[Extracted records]
::::::

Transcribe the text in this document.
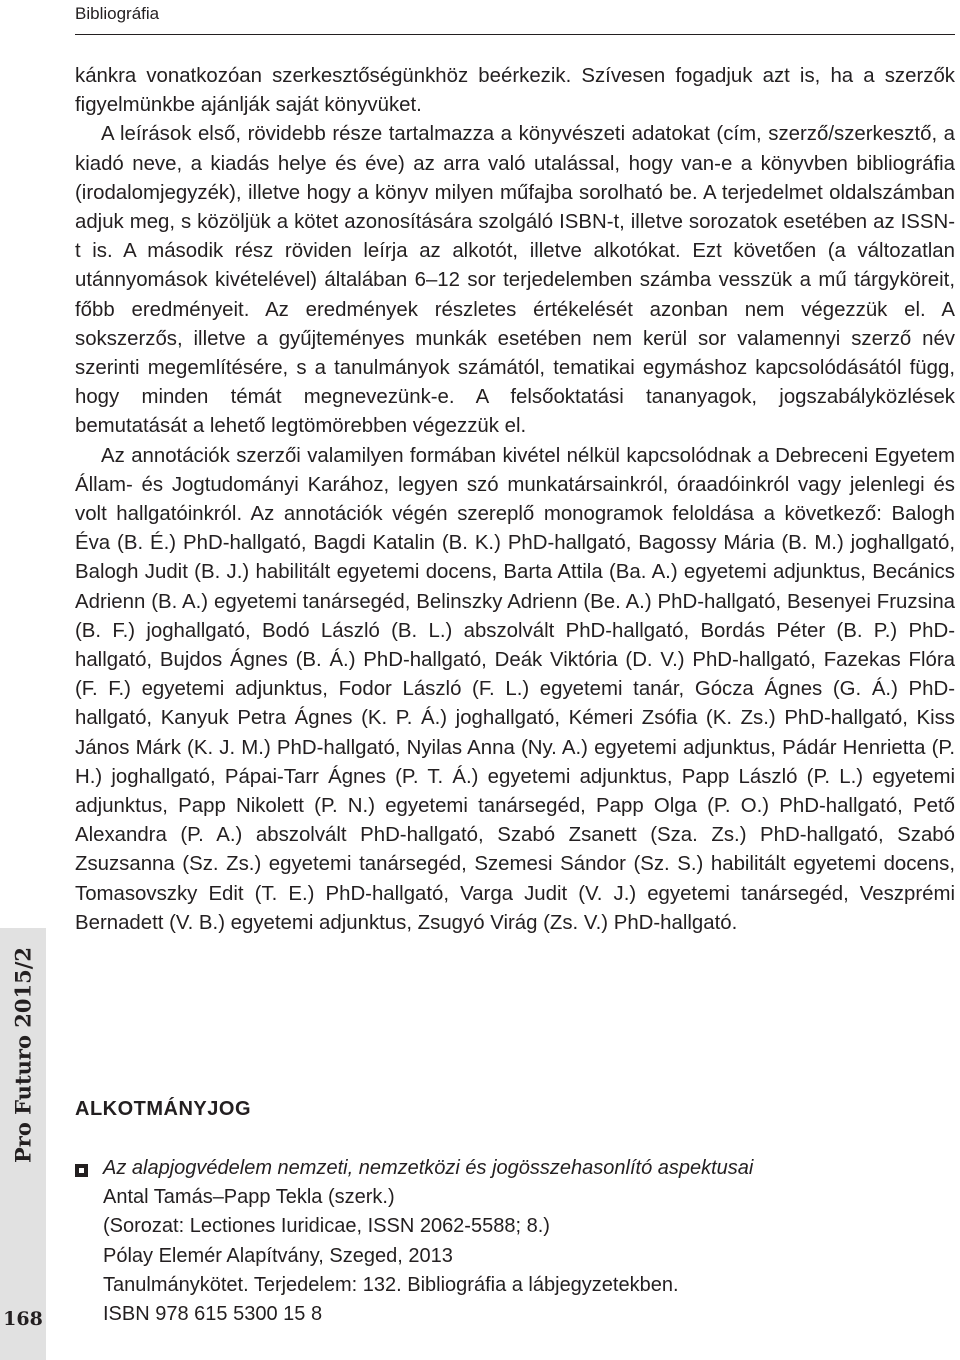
Bibliográfia
Pro Futuro 2015/2
168

kánkra vonatkozóan szerkesztőségünkhöz beérkezik. Szívesen fogadjuk azt is, ha a szerzők figyelmünkbe ajánlják saját könyvüket.

A leírások első, rövidebb része tartalmazza a könyvészeti adatokat (cím, szerző/szerkesztő, a kiadó neve, a kiadás helye és éve) az arra való utalással, hogy van-e a könyvben bibliográfia (irodalomjegyzék), illetve hogy a könyv milyen műfajba sorolható be. A terjedelmet oldalszámban adjuk meg, s közöljük a kötet azonosítására szolgáló ISBN-t, illetve sorozatok esetében az ISSN-t is. A második rész röviden leírja az alkotót, illetve alkotókat. Ezt követően (a változatlan utánnyomások kivételével) általában 6–12 sor terjedelemben számba vesszük a mű tárgyköreit, főbb eredményeit. Az eredmények részletes értékelését azonban nem végezzük el. A sokszerzős, illetve a gyűjteményes munkák esetében nem kerül sor valamennyi szerző név szerinti megemlítésére, s a tanulmányok számától, tematikai egymáshoz kapcsolódásától függ, hogy minden témát megnevezünk-e. A felsőoktatási tananyagok, jogszabályközlések bemutatását a lehető legtömörebben végezzük el.

Az annotációk szerzői valamilyen formában kivétel nélkül kapcsolódnak a Debreceni Egyetem Állam- és Jogtudományi Karához, legyen szó munkatársainkról, óraadóinkról vagy jelenlegi és volt hallgatóinkról. Az annotációk végén szereplő monogramok feloldása a következő: Balogh Éva (B. É.) PhD-hallgató, Bagdi Katalin (B. K.) PhD-hallgató, Bagossy Mária (B. M.) joghallgató, Balogh Judit (B. J.) habilitált egyetemi docens, Barta Attila (Ba. A.) egyetemi adjunktus, Becánics Adrienn (B. A.) egyetemi tanársegéd, Belinszky Adrienn (Be. A.) PhD-hallgató, Besenyei Fruzsina (B. F.) joghallgató, Bodó László (B. L.) abszolvált PhD-hallgató, Bordás Péter (B. P.) PhD-hallgató, Bujdos Ágnes (B. Á.) PhD-hallgató, Deák Viktória (D. V.) PhD-hallgató, Fazekas Flóra (F. F.) egyetemi adjunktus, Fodor László (F. L.) egyetemi tanár, Gócza Ágnes (G. Á.) PhD-hallgató, Kanyuk Petra Ágnes (K. P. Á.) joghallgató, Kémeri Zsófia (K. Zs.) PhD-hallgató, Kiss János Márk (K. J. M.) PhD-hallgató, Nyilas Anna (Ny. A.) egyetemi adjunktus, Pádár Henrietta (P. H.) joghallgató, Pápai-Tarr Ágnes (P. T. Á.) egyetemi adjunktus, Papp László (P. L.) egyetemi adjunktus, Papp Nikolett (P. N.) egyetemi tanársegéd, Papp Olga (P. O.) PhD-hallgató, Pető Alexandra (P. A.) abszolvált PhD-hallgató, Szabó Zsanett (Sza. Zs.) PhD-hallgató, Szabó Zsuzsanna (Sz. Zs.) egyetemi tanársegéd, Szemesi Sándor (Sz. S.) habilitált egyetemi docens, Tomasovszky Edit (T. E.) PhD-hallgató, Varga Judit (V. J.) egyetemi tanársegéd, Veszprémi Bernadett (V. B.) egyetemi adjunktus, Zsugyó Virág (Zs. V.) PhD-hallgató.

ALKOTMÁNYJOG
Az alapjogvédelem nemzeti, nemzetközi és jogösszehasonlító aspektusai
Antal Tamás–Papp Tekla (szerk.)
(Sorozat: Lectiones Iuridicae, ISSN 2062-5588; 8.)
Pólay Elemér Alapítvány, Szeged, 2013
Tanulmánykötet. Terjedelem: 132. Bibliográfia a lábjegyzetekben.
ISBN 978 615 5300 15 8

::::::

Do this: Every record above must be given again exactly; drop the pictures.

Response to this task:
Transcribe the text in this document.
Bibliográfia
Pro Futuro 2015/2
168

kánkra vonatkozóan szerkesztőségünkhöz beérkezik. Szívesen fogadjuk azt is, ha a szerzők figyelmünkbe ajánlják saját könyvüket.

A leírások első, rövidebb része tartalmazza a könyvészeti adatokat (cím, szerző/szerkesztő, a kiadó neve, a kiadás helye és éve) az arra való utalással, hogy van-e a könyvben bibliográfia (irodalomjegyzék), illetve hogy a könyv milyen műfajba sorolható be. A terjedelmet oldalszámban adjuk meg, s közöljük a kötet azonosítására szolgáló ISBN-t, illetve sorozatok esetében az ISSN-t is. A második rész röviden leírja az alkotót, illetve alkotókat. Ezt követően (a változatlan utánnyomások kivételével) általában 6–12 sor terjedelemben számba vesszük a mű tárgyköreit, főbb eredményeit. Az eredmények részletes értékelését azonban nem végezzük el. A sokszerzős, illetve a gyűjteményes munkák esetében nem kerül sor valamennyi szerző név szerinti megemlítésére, s a tanulmányok számától, tematikai egymáshoz kapcsolódásától függ, hogy minden témát megnevezünk-e. A felsőoktatási tananyagok, jogszabályközlések bemutatását a lehető legtömörebben végezzük el.

Az annotációk szerzői valamilyen formában kivétel nélkül kapcsolódnak a Debreceni Egyetem Állam- és Jogtudományi Karához, legyen szó munkatársainkról, óraadóinkról vagy jelenlegi és volt hallgatóinkról. Az annotációk végén szereplő monogramok feloldása a következő: Balogh Éva (B. É.) PhD-hallgató, Bagdi Katalin (B. K.) PhD-hallgató, Bagossy Mária (B. M.) joghallgató, Balogh Judit (B. J.) habilitált egyetemi docens, Barta Attila (Ba. A.) egyetemi adjunktus, Becánics Adrienn (B. A.) egyetemi tanársegéd, Belinszky Adrienn (Be. A.) PhD-hallgató, Besenyei Fruzsina (B. F.) joghallgató, Bodó László (B. L.) abszolvált PhD-hallgató, Bordás Péter (B. P.) PhD-hallgató, Bujdos Ágnes (B. Á.) PhD-hallgató, Deák Viktória (D. V.) PhD-hallgató, Fazekas Flóra (F. F.) egyetemi adjunktus, Fodor László (F. L.) egyetemi tanár, Gócza Ágnes (G. Á.) PhD-hallgató, Kanyuk Petra Ágnes (K. P. Á.) joghallgató, Kémeri Zsófia (K. Zs.) PhD-hallgató, Kiss János Márk (K. J. M.) PhD-hallgató, Nyilas Anna (Ny. A.) egyetemi adjunktus, Pádár Henrietta (P. H.) joghallgató, Pápai-Tarr Ágnes (P. T. Á.) egyetemi adjunktus, Papp László (P. L.) egyetemi adjunktus, Papp Nikolett (P. N.) egyetemi tanársegéd, Papp Olga (P. O.) PhD-hallgató, Pető Alexandra (P. A.) abszolvált PhD-hallgató, Szabó Zsanett (Sza. Zs.) PhD-hallgató, Szabó Zsuzsanna (Sz. Zs.) egyetemi tanársegéd, Szemesi Sándor (Sz. S.) habilitált egyetemi docens, Tomasovszky Edit (T. E.) PhD-hallgató, Varga Judit (V. J.) egyetemi tanársegéd, Veszprémi Bernadett (V. B.) egyetemi adjunktus, Zsugyó Virág (Zs. V.) PhD-hallgató.

ALKOTMÁNYJOG
Az alapjogvédelem nemzeti, nemzetközi és jogösszehasonlító aspektusai
Antal Tamás–Papp Tekla (szerk.)
(Sorozat: Lectiones Iuridicae, ISSN 2062-5588; 8.)
Pólay Elemér Alapítvány, Szeged, 2013
Tanulmánykötet. Terjedelem: 132. Bibliográfia a lábjegyzetekben.
ISBN 978 615 5300 15 8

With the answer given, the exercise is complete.